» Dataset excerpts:
=====
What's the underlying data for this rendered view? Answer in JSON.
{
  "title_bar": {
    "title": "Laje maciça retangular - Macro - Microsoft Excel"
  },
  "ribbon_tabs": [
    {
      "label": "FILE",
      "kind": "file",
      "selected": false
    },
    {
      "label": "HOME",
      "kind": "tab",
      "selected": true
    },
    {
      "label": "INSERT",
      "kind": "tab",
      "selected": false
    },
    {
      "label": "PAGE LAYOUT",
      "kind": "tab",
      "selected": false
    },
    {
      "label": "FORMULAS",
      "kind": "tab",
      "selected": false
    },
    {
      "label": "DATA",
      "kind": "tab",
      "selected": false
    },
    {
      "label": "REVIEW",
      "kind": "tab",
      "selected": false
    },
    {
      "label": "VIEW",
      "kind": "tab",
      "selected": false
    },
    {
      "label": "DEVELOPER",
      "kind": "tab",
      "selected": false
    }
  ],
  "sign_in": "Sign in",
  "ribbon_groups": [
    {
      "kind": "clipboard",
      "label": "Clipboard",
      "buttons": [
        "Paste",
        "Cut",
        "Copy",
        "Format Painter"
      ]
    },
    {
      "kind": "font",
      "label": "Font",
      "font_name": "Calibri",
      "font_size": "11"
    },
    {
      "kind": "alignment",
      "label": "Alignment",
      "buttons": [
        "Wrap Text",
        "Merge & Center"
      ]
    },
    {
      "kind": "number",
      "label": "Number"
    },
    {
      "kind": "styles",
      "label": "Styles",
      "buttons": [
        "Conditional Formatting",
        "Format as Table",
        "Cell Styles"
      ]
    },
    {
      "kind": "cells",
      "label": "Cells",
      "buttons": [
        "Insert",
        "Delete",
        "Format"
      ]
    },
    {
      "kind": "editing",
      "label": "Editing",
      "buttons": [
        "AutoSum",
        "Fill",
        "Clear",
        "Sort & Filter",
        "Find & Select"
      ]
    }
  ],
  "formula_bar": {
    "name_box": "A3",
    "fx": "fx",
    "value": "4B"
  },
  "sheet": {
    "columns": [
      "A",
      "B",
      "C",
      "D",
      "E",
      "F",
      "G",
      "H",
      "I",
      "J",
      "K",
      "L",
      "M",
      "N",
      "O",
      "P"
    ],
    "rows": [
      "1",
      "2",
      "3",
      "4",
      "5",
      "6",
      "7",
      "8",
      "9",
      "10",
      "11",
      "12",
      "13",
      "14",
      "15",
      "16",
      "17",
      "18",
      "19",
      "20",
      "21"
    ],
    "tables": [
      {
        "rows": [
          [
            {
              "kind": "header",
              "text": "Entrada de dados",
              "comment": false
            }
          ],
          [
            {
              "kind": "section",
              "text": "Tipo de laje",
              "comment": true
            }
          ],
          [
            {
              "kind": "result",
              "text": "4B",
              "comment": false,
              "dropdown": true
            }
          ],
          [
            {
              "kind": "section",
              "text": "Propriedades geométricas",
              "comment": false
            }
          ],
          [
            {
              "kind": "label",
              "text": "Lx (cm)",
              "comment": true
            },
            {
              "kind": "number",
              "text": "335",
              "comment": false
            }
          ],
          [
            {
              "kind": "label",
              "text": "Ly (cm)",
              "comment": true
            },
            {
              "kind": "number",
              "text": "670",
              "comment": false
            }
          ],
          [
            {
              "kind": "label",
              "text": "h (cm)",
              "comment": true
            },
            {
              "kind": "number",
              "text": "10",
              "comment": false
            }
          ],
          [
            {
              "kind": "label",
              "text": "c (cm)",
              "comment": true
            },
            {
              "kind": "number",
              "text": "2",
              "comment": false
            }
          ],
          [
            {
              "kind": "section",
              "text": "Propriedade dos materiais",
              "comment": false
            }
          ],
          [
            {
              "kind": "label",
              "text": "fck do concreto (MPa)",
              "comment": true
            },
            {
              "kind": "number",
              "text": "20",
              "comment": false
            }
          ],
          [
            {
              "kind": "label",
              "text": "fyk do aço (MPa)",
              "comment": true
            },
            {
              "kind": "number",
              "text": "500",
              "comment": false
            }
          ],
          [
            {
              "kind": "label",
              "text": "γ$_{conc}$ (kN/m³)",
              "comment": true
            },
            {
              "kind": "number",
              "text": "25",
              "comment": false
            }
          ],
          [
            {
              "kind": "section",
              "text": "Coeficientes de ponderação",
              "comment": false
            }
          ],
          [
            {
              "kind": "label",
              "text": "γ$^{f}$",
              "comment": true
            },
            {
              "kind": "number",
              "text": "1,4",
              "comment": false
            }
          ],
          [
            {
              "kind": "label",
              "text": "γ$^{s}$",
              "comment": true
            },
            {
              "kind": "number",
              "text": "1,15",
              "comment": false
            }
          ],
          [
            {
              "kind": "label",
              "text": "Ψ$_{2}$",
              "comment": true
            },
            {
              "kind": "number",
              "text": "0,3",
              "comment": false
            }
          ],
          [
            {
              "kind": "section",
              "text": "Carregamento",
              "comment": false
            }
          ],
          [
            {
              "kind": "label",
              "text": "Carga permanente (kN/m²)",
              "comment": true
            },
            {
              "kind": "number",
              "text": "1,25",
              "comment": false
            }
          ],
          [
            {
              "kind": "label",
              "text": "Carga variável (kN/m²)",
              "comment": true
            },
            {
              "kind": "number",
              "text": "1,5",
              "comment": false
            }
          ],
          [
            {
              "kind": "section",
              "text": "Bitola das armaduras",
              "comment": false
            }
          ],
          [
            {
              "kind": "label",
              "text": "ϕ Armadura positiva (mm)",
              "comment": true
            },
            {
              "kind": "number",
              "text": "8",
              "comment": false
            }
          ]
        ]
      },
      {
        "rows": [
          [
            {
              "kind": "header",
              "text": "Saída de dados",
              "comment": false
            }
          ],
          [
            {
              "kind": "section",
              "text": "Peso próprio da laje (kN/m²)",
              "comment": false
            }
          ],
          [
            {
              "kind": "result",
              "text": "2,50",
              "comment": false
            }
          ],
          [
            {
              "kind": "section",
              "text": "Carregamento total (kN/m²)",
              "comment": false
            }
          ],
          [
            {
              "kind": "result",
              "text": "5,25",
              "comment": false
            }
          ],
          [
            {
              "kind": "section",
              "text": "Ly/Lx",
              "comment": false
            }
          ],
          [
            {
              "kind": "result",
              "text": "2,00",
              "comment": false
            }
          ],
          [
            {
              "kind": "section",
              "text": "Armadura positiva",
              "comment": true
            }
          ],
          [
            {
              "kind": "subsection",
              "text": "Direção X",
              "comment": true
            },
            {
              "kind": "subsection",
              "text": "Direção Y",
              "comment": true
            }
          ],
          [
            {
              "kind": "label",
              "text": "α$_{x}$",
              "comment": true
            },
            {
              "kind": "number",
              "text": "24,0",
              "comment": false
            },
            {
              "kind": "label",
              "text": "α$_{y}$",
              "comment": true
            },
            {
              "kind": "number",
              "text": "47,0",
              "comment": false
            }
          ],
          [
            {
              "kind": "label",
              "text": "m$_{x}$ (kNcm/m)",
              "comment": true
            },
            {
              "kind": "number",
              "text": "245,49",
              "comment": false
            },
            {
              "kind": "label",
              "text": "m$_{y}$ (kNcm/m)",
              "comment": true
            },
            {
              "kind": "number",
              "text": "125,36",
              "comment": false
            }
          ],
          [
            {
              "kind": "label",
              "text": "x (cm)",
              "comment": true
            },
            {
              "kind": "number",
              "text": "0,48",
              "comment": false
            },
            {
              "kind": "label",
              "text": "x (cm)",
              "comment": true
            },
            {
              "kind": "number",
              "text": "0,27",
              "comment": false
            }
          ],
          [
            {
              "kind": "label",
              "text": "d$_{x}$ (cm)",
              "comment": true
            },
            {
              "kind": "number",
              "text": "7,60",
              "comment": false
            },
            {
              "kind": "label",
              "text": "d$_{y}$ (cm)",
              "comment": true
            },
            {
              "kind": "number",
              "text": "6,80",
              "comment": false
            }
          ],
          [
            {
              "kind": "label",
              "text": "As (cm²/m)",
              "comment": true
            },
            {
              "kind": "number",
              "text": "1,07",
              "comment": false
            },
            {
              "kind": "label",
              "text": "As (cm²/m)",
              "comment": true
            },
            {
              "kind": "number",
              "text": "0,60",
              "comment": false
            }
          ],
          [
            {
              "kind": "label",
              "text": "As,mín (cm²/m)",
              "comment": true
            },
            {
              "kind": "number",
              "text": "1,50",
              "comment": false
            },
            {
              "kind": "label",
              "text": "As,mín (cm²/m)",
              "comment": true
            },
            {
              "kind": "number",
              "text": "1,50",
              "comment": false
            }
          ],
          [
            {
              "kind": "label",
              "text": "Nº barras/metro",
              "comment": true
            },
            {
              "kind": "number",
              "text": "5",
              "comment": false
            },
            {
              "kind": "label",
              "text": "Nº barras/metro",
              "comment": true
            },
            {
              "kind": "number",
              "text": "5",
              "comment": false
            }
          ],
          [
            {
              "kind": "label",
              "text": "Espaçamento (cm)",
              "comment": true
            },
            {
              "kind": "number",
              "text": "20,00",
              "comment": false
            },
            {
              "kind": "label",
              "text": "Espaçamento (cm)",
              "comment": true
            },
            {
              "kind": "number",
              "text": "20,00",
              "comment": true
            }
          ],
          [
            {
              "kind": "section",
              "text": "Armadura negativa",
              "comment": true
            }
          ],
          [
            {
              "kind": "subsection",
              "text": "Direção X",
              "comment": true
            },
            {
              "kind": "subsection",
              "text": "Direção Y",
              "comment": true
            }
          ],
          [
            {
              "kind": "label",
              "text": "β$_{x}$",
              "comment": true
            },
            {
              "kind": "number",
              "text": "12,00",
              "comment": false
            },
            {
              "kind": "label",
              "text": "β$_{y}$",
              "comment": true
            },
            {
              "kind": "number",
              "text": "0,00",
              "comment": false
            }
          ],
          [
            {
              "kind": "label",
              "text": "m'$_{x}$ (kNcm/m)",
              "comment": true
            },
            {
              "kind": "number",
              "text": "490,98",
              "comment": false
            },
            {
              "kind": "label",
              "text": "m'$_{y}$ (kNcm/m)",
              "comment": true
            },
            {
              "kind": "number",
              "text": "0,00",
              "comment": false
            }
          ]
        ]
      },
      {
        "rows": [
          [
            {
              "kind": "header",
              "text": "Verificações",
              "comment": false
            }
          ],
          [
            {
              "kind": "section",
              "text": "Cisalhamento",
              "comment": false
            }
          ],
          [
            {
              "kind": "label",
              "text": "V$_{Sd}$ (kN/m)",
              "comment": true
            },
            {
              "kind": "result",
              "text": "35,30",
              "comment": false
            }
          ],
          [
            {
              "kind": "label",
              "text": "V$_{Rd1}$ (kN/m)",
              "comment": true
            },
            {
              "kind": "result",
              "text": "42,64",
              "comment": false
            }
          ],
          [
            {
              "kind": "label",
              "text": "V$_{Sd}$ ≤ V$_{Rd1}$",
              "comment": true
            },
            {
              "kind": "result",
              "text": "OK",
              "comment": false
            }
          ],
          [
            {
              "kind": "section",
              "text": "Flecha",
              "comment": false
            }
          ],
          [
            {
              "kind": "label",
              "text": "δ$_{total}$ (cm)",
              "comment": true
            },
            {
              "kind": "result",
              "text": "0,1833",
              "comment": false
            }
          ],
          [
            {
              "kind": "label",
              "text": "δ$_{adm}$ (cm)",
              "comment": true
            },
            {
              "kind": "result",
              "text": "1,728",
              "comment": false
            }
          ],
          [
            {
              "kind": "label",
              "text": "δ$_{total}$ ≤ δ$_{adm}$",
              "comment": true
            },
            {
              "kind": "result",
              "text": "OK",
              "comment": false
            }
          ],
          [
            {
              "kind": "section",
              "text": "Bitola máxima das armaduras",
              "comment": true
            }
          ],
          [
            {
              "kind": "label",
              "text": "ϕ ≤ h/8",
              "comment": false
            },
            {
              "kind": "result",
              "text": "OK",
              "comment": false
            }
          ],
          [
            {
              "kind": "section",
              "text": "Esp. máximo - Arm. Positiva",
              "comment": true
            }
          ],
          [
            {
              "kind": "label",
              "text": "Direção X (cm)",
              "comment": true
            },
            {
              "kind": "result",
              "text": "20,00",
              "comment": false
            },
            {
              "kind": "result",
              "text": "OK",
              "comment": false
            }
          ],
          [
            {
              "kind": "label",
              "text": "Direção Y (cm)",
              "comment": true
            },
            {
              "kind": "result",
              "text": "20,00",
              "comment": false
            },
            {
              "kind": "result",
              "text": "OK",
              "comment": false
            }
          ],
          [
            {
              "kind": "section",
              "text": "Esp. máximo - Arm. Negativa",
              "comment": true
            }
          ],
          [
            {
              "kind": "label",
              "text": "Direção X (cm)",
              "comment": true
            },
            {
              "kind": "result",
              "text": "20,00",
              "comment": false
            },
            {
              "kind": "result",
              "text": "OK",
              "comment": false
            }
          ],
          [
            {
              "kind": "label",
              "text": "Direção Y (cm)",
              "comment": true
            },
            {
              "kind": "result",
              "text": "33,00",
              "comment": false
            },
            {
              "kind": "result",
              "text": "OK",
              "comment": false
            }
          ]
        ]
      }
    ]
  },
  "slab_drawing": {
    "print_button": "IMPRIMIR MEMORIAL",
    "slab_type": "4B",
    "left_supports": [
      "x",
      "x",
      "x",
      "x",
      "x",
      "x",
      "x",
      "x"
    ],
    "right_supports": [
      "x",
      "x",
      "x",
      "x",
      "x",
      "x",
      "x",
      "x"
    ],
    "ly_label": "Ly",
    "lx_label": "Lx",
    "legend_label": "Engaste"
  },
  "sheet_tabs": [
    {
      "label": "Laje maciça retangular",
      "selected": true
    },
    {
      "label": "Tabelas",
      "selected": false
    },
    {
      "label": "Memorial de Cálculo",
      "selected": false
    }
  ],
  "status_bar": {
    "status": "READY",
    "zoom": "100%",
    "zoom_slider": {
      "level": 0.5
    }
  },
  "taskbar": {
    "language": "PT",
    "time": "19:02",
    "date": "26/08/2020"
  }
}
=====
» The problem: Pick out the lines above that hold the string "armaduras" and show them.

» Reply:
              "text": "Bitola das armaduras",
              "text": "Bitola máxima das armaduras",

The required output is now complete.